● Collection entries
»»

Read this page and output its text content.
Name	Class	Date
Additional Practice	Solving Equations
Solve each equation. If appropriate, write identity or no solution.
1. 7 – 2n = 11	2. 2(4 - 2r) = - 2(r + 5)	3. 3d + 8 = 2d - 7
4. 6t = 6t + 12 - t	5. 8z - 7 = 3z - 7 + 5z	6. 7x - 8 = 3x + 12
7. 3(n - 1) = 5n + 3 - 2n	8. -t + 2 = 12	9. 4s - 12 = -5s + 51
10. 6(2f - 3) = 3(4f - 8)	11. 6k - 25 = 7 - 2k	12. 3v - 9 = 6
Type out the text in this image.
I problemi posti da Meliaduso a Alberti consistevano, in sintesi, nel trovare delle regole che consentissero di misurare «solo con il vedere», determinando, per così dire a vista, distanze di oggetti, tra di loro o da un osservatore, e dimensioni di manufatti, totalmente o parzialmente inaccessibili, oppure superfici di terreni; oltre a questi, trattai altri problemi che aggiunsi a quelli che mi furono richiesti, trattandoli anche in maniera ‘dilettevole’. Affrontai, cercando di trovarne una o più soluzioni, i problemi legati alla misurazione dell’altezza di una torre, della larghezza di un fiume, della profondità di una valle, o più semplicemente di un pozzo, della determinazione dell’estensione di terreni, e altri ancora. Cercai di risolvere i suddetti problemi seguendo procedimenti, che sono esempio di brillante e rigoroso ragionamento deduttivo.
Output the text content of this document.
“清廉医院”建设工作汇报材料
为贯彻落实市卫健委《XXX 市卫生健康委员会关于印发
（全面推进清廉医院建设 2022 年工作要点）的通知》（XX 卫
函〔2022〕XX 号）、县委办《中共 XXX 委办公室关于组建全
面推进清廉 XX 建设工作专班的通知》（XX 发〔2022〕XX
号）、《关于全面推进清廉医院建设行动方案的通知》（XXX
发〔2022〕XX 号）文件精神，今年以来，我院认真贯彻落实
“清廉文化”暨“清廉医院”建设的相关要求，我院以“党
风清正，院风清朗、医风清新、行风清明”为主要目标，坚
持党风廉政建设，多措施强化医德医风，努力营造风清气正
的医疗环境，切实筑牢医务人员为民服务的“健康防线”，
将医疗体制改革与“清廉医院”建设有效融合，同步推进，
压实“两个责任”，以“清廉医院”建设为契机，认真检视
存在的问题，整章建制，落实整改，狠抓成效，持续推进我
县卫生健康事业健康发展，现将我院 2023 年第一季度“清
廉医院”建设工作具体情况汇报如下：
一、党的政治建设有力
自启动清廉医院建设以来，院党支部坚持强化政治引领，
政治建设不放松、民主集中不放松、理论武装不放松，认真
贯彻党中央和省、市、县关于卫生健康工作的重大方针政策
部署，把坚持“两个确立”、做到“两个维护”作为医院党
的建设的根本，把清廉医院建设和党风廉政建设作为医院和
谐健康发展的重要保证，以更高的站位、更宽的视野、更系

««

● REQUIREMENT
Extract from the data every line where "content" shows up.

● RESULT OF THE TASK
Read this page and output its text content.
Output the text content of this document.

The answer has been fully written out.